> **WRITTEN INSTRUCTION**
Copy out the lines from the one containing "List every element" up to and including the one containing "wallet-name: stas91 (175, 164, 213, 178)", reproducing them word for word. Leave the pictures out of your copy.

> **SUPPLIED RECORDS**
——
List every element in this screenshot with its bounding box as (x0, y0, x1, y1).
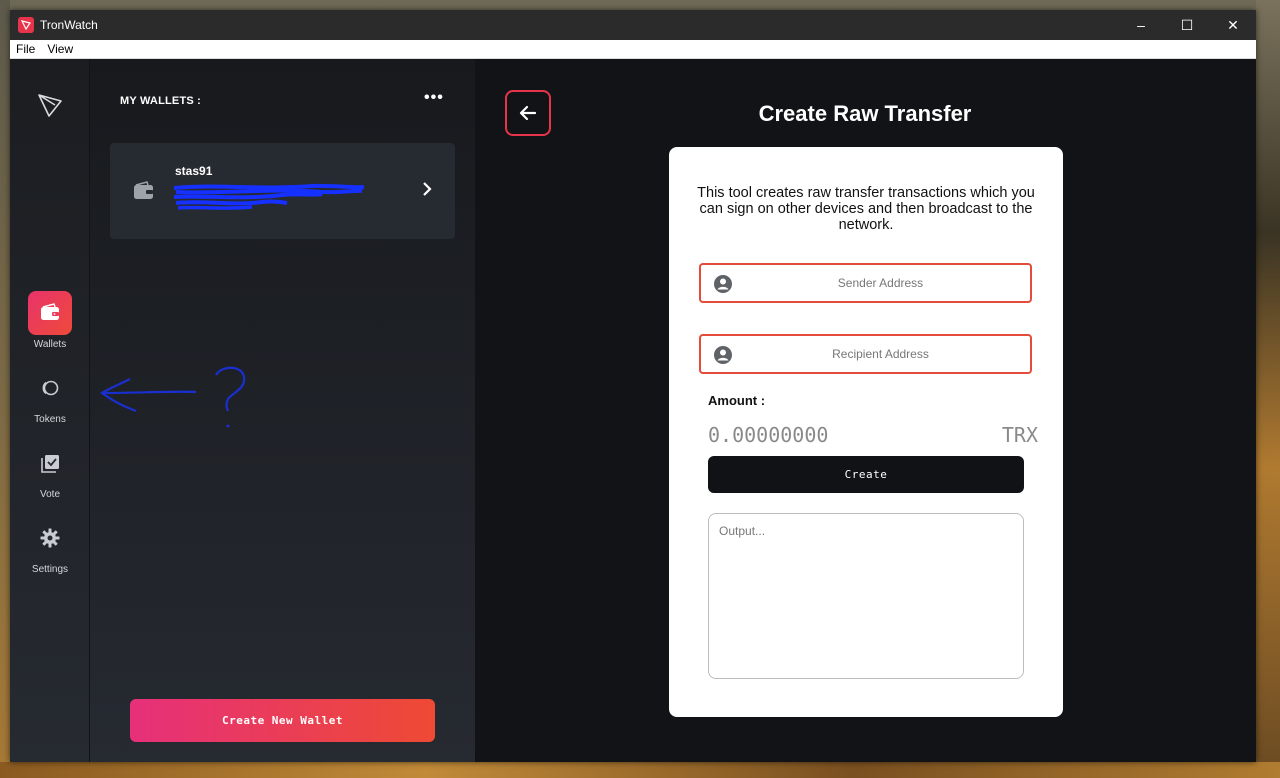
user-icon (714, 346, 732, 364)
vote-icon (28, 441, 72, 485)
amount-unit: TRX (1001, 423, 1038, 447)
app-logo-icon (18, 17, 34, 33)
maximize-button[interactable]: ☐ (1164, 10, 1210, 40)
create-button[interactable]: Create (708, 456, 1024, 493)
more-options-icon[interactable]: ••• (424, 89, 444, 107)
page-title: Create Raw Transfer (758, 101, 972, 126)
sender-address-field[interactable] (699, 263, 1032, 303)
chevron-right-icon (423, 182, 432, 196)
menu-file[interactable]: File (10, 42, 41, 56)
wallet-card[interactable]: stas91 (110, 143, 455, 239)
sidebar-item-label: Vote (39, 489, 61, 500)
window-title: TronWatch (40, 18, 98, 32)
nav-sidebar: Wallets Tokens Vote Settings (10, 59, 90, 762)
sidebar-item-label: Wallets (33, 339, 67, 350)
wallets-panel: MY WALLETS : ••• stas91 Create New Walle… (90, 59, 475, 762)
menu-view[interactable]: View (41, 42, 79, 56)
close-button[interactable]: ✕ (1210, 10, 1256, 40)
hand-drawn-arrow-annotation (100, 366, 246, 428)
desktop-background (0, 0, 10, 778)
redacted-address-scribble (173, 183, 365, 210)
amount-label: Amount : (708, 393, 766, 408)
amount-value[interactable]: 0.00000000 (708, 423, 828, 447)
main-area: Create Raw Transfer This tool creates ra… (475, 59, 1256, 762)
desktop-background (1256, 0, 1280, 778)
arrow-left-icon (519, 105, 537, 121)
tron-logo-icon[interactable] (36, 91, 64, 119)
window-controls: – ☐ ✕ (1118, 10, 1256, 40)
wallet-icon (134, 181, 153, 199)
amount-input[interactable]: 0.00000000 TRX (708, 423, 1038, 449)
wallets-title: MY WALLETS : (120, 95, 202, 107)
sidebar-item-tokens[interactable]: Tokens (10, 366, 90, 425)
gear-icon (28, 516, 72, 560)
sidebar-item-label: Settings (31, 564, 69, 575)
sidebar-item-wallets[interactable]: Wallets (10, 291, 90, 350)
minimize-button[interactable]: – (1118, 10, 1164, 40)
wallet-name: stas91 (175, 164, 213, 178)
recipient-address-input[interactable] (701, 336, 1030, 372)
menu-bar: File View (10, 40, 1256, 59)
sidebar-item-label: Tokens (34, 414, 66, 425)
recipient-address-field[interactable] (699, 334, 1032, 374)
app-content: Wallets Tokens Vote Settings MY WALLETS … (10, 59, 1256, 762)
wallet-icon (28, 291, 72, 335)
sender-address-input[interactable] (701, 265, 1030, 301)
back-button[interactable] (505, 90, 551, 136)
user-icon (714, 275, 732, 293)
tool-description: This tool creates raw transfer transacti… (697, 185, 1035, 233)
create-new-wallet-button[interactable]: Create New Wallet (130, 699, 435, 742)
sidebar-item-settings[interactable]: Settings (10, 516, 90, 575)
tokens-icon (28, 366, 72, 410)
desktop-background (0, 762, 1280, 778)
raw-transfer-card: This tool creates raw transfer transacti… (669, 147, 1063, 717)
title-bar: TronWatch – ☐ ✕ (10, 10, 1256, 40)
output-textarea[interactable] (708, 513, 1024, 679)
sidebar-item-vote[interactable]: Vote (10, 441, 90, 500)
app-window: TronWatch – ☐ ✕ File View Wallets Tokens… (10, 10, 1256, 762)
——
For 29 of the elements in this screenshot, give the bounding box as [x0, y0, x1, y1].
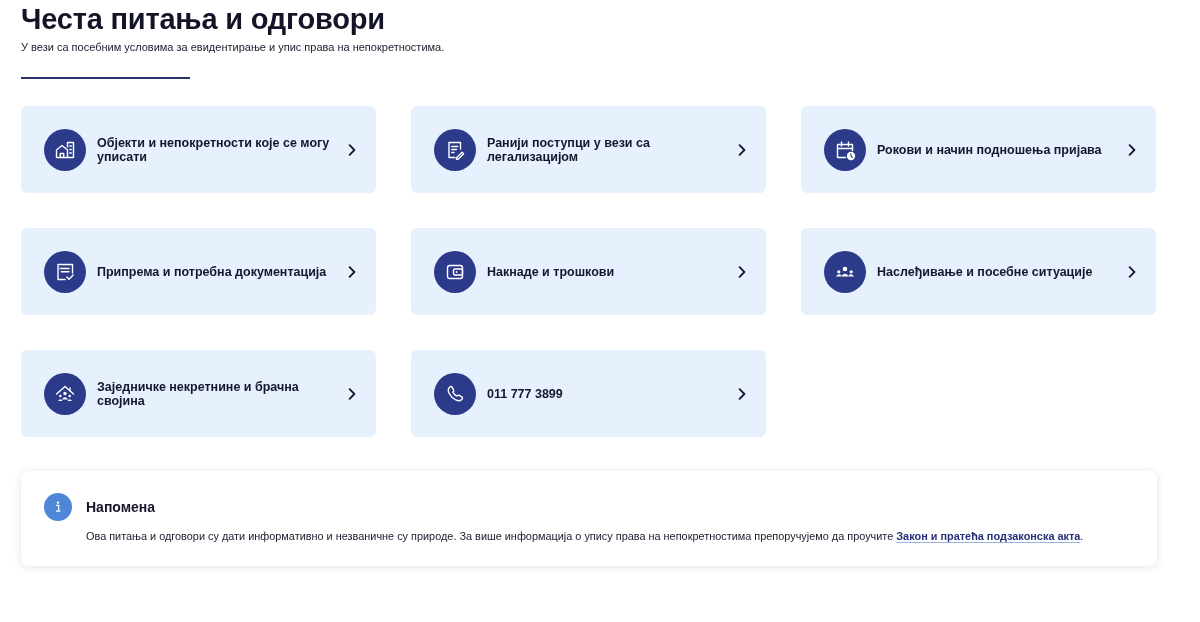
——
> **OUTPUT OF THE EXERCISE**
List every element in this screenshot with its bounding box as (x0, y0, x1, y1).
user-icon (714, 346, 732, 364)
vote-icon (28, 441, 72, 485)
amount-unit: TRX (1001, 423, 1038, 447)
app-logo-icon (18, 17, 34, 33)
maximize-button[interactable]: ☐ (1164, 10, 1210, 40)
create-button[interactable]: Create (708, 456, 1024, 493)
more-options-icon[interactable]: ••• (424, 89, 444, 107)
page-title: Create Raw Transfer (758, 101, 972, 126)
sender-address-field[interactable] (699, 263, 1032, 303)
chevron-right-icon (423, 182, 432, 196)
menu-file[interactable]: File (10, 42, 41, 56)
wallet-card[interactable]: stas91 (110, 143, 455, 239)
sidebar-item-label: Vote (39, 489, 61, 500)
window-title: TronWatch (40, 18, 98, 32)
nav-sidebar: Wallets Tokens Vote Settings (10, 59, 90, 762)
sidebar-item-label: Wallets (33, 339, 67, 350)
wallets-panel: MY WALLETS : ••• stas91 Create New Walle… (90, 59, 475, 762)
menu-view[interactable]: View (41, 42, 79, 56)
close-button[interactable]: ✕ (1210, 10, 1256, 40)
hand-drawn-arrow-annotation (100, 366, 246, 428)
desktop-background (0, 0, 10, 778)
redacted-address-scribble (173, 183, 365, 210)
amount-label: Amount : (708, 393, 766, 408)
amount-value[interactable]: 0.00000000 (708, 423, 828, 447)
main-area: Create Raw Transfer This tool creates ra… (475, 59, 1256, 762)
desktop-background (1256, 0, 1280, 778)
arrow-left-icon (519, 105, 537, 121)
tron-logo-icon[interactable] (36, 91, 64, 119)
window-controls: – ☐ ✕ (1118, 10, 1256, 40)
wallet-icon (134, 181, 153, 199)
amount-input[interactable]: 0.00000000 TRX (708, 423, 1038, 449)
wallets-title: MY WALLETS : (120, 95, 202, 107)
sidebar-item-tokens[interactable]: Tokens (10, 366, 90, 425)
gear-icon (28, 516, 72, 560)
sidebar-item-label: Settings (31, 564, 69, 575)
sidebar-item-wallets[interactable]: Wallets (10, 291, 90, 350)
minimize-button[interactable]: – (1118, 10, 1164, 40)
wallet-name: stas91 (175, 164, 213, 178)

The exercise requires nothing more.